● What is needed
Repeat all of the records verbatim.

● Saved entries
● ● ● ● ●

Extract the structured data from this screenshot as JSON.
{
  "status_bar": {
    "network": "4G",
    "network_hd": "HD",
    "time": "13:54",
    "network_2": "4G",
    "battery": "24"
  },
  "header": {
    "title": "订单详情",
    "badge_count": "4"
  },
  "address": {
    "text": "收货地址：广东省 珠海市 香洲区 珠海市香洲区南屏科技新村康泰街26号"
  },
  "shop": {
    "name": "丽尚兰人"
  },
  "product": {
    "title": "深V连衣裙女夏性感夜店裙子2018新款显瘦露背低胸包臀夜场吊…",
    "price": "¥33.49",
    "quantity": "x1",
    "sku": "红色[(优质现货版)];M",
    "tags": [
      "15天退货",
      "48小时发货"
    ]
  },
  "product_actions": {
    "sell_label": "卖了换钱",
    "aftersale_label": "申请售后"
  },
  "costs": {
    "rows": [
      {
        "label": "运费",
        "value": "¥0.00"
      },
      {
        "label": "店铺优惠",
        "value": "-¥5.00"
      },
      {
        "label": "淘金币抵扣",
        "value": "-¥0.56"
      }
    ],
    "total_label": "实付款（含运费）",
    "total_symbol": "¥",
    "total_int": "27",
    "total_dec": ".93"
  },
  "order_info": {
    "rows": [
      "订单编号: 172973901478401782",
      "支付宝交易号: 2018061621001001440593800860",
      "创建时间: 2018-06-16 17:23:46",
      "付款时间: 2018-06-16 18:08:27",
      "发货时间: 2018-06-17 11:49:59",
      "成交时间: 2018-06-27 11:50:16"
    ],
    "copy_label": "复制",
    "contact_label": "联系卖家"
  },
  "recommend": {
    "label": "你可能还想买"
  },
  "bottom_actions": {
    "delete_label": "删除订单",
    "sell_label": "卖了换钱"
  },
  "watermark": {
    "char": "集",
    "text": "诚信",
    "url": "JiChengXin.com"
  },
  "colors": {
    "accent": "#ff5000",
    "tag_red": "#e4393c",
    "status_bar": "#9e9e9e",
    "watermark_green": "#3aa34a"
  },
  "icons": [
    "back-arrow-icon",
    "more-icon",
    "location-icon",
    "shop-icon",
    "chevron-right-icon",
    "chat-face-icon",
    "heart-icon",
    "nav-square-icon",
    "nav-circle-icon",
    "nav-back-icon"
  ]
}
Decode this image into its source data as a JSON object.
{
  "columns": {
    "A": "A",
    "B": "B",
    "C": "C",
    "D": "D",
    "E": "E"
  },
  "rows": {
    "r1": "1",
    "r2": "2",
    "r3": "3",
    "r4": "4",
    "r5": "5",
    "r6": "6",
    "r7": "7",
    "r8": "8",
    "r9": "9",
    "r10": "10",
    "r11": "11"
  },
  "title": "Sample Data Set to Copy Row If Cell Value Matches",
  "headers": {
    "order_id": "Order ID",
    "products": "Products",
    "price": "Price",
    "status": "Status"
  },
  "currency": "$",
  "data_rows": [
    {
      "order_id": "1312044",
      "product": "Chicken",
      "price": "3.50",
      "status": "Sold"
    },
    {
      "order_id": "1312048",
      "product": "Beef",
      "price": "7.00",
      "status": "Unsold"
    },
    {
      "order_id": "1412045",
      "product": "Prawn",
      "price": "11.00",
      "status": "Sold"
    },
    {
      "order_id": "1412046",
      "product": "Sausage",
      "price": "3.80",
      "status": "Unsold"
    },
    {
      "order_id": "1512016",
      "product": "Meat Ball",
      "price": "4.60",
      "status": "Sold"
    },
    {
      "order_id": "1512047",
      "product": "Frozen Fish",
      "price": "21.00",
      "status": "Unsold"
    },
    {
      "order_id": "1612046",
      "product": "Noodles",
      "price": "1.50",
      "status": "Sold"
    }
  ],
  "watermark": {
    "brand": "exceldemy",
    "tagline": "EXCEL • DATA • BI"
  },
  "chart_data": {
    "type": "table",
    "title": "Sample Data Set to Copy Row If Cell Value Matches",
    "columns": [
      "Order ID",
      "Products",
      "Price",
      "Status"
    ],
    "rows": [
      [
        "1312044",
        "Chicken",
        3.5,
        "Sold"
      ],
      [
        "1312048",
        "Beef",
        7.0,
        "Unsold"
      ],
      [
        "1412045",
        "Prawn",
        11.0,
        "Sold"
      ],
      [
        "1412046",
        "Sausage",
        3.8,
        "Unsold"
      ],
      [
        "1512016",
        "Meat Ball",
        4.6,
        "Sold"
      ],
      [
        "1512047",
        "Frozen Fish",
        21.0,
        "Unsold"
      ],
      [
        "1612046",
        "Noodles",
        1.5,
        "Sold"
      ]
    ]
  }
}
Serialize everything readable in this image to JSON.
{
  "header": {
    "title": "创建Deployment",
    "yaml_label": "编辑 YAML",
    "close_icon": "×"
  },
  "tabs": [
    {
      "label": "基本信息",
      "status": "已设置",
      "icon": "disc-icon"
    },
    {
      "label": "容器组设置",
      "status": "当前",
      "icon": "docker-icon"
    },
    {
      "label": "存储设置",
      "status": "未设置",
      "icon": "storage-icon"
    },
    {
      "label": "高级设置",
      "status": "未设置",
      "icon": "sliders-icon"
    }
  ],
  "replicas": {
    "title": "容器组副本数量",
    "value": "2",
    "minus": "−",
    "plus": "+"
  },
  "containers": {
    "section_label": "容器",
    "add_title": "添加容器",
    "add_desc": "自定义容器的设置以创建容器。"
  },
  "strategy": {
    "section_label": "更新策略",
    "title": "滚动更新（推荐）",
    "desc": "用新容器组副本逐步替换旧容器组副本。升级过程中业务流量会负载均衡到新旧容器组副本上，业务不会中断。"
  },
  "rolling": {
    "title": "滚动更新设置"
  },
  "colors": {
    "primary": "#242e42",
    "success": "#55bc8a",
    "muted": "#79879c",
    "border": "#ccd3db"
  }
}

● ● ● ● ●

● Exercise answer
Extract the structured data from this screenshot as JSON.
{
  "status_bar": {
    "network": "4G",
    "network_hd": "HD",
    "time": "13:54",
    "network_2": "4G",
    "battery": "24"
  },
  "header": {
    "title": "订单详情",
    "badge_count": "4"
  },
  "address": {
    "text": "收货地址：广东省 珠海市 香洲区 珠海市香洲区南屏科技新村康泰街26号"
  },
  "shop": {
    "name": "丽尚兰人"
  },
  "product": {
    "title": "深V连衣裙女夏性感夜店裙子2018新款显瘦露背低胸包臀夜场吊…",
    "price": "¥33.49",
    "quantity": "x1",
    "sku": "红色[(优质现货版)];M",
    "tags": [
      "15天退货",
      "48小时发货"
    ]
  },
  "product_actions": {
    "sell_label": "卖了换钱",
    "aftersale_label": "申请售后"
  },
  "costs": {
    "rows": [
      {
        "label": "运费",
        "value": "¥0.00"
      },
      {
        "label": "店铺优惠",
        "value": "-¥5.00"
      },
      {
        "label": "淘金币抵扣",
        "value": "-¥0.56"
      }
    ],
    "total_label": "实付款（含运费）",
    "total_symbol": "¥",
    "total_int": "27",
    "total_dec": ".93"
  },
  "order_info": {
    "rows": [
      "订单编号: 172973901478401782",
      "支付宝交易号: 2018061621001001440593800860",
      "创建时间: 2018-06-16 17:23:46",
      "付款时间: 2018-06-16 18:08:27",
      "发货时间: 2018-06-17 11:49:59",
      "成交时间: 2018-06-27 11:50:16"
    ],
    "copy_label": "复制",
    "contact_label": "联系卖家"
  },
  "recommend": {
    "label": "你可能还想买"
  },
  "bottom_actions": {
    "delete_label": "删除订单",
    "sell_label": "卖了换钱"
  },
  "watermark": {
    "char": "集",
    "text": "诚信",
    "url": "JiChengXin.com"
  },
  "colors": {
    "accent": "#ff5000",
    "tag_red": "#e4393c",
    "status_bar": "#9e9e9e",
    "watermark_green": "#3aa34a"
  },
  "icons": [
    "back-arrow-icon",
    "more-icon",
    "location-icon",
    "shop-icon",
    "chevron-right-icon",
    "chat-face-icon",
    "heart-icon",
    "nav-square-icon",
    "nav-circle-icon",
    "nav-back-icon"
  ]
}
Decode this image into its source data as a JSON object.
{
  "columns": {
    "A": "A",
    "B": "B",
    "C": "C",
    "D": "D",
    "E": "E"
  },
  "rows": {
    "r1": "1",
    "r2": "2",
    "r3": "3",
    "r4": "4",
    "r5": "5",
    "r6": "6",
    "r7": "7",
    "r8": "8",
    "r9": "9",
    "r10": "10",
    "r11": "11"
  },
  "title": "Sample Data Set to Copy Row If Cell Value Matches",
  "headers": {
    "order_id": "Order ID",
    "products": "Products",
    "price": "Price",
    "status": "Status"
  },
  "currency": "$",
  "data_rows": [
    {
      "order_id": "1312044",
      "product": "Chicken",
      "price": "3.50",
      "status": "Sold"
    },
    {
      "order_id": "1312048",
      "product": "Beef",
      "price": "7.00",
      "status": "Unsold"
    },
    {
      "order_id": "1412045",
      "product": "Prawn",
      "price": "11.00",
      "status": "Sold"
    },
    {
      "order_id": "1412046",
      "product": "Sausage",
      "price": "3.80",
      "status": "Unsold"
    },
    {
      "order_id": "1512016",
      "product": "Meat Ball",
      "price": "4.60",
      "status": "Sold"
    },
    {
      "order_id": "1512047",
      "product": "Frozen Fish",
      "price": "21.00",
      "status": "Unsold"
    },
    {
      "order_id": "1612046",
      "product": "Noodles",
      "price": "1.50",
      "status": "Sold"
    }
  ],
  "watermark": {
    "brand": "exceldemy",
    "tagline": "EXCEL • DATA • BI"
  },
  "chart_data": {
    "type": "table",
    "title": "Sample Data Set to Copy Row If Cell Value Matches",
    "columns": [
      "Order ID",
      "Products",
      "Price",
      "Status"
    ],
    "rows": [
      [
        "1312044",
        "Chicken",
        3.5,
        "Sold"
      ],
      [
        "1312048",
        "Beef",
        7.0,
        "Unsold"
      ],
      [
        "1412045",
        "Prawn",
        11.0,
        "Sold"
      ],
      [
        "1412046",
        "Sausage",
        3.8,
        "Unsold"
      ],
      [
        "1512016",
        "Meat Ball",
        4.6,
        "Sold"
      ],
      [
        "1512047",
        "Frozen Fish",
        21.0,
        "Unsold"
      ],
      [
        "1612046",
        "Noodles",
        1.5,
        "Sold"
      ]
    ]
  }
}
Serialize everything readable in this image to JSON.
{
  "header": {
    "title": "创建Deployment",
    "yaml_label": "编辑 YAML",
    "close_icon": "×"
  },
  "tabs": [
    {
      "label": "基本信息",
      "status": "已设置",
      "icon": "disc-icon"
    },
    {
      "label": "容器组设置",
      "status": "当前",
      "icon": "docker-icon"
    },
    {
      "label": "存储设置",
      "status": "未设置",
      "icon": "storage-icon"
    },
    {
      "label": "高级设置",
      "status": "未设置",
      "icon": "sliders-icon"
    }
  ],
  "replicas": {
    "title": "容器组副本数量",
    "value": "2",
    "minus": "−",
    "plus": "+"
  },
  "containers": {
    "section_label": "容器",
    "add_title": "添加容器",
    "add_desc": "自定义容器的设置以创建容器。"
  },
  "strategy": {
    "section_label": "更新策略",
    "title": "滚动更新（推荐）",
    "desc": "用新容器组副本逐步替换旧容器组副本。升级过程中业务流量会负载均衡到新旧容器组副本上，业务不会中断。"
  },
  "rolling": {
    "title": "滚动更新设置"
  },
  "colors": {
    "primary": "#242e42",
    "success": "#55bc8a",
    "muted": "#79879c",
    "border": "#ccd3db"
  }
}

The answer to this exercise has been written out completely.